## [Exercise goal]
Gather each line containing the string "frac" from these entries.

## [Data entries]
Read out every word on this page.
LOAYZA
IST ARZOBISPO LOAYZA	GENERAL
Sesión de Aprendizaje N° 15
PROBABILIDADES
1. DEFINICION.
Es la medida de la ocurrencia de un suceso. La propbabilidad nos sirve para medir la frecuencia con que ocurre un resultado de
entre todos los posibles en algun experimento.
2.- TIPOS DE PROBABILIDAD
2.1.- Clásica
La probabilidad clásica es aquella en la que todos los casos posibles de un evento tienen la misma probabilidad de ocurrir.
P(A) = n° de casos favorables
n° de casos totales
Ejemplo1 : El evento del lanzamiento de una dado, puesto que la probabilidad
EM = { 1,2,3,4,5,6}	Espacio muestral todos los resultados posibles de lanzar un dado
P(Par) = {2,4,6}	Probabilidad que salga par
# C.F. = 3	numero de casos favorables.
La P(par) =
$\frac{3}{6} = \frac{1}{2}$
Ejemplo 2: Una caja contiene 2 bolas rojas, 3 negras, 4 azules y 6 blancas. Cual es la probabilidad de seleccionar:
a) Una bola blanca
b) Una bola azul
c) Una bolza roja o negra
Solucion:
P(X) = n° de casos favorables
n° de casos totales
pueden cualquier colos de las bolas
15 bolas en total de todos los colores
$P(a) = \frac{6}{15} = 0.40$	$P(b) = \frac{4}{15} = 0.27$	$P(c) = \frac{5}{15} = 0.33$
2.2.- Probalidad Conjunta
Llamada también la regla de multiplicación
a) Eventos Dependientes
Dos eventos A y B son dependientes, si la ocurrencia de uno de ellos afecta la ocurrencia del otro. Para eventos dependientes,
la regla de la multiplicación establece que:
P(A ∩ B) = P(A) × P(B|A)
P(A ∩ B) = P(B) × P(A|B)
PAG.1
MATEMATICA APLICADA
==
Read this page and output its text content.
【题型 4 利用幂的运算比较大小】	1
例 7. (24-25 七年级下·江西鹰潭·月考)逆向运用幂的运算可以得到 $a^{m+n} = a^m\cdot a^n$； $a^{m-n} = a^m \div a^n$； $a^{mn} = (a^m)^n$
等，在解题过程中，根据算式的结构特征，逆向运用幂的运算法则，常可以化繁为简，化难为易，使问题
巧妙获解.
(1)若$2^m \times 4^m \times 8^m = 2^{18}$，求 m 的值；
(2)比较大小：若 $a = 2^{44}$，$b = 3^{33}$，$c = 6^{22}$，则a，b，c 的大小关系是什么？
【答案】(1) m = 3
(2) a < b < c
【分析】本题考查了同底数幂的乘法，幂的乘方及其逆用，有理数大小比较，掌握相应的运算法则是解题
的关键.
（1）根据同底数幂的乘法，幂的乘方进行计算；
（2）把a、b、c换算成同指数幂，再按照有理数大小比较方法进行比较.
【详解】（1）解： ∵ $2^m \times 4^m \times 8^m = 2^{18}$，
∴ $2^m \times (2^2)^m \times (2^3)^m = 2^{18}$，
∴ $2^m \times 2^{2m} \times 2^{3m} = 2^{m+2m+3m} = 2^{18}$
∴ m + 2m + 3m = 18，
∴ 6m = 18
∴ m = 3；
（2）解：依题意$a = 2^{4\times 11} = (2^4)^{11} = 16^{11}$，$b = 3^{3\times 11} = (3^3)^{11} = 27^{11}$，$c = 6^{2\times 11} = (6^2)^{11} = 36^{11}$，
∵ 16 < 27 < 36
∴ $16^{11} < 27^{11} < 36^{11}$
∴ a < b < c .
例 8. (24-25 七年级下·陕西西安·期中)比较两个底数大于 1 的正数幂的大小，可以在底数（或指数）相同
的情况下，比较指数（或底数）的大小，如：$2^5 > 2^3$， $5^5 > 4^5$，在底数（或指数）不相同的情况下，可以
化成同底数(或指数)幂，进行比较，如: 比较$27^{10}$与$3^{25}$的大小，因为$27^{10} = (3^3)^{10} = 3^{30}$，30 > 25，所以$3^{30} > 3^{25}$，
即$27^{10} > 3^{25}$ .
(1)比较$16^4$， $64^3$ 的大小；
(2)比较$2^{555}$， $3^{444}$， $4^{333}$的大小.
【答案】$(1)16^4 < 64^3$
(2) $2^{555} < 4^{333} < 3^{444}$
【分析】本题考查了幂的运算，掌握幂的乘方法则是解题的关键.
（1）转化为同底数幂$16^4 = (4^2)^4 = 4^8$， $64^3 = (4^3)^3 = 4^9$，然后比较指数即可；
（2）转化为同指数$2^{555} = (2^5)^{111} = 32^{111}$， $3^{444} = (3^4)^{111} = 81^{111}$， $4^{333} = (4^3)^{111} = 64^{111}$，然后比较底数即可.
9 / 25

## [Response]
$\frac{3}{6} = \frac{1}{2}$
$P(a) = \frac{6}{15} = 0.40$	$P(b) = \frac{4}{15} = 0.27$	$P(c) = \frac{5}{15} = 0.33$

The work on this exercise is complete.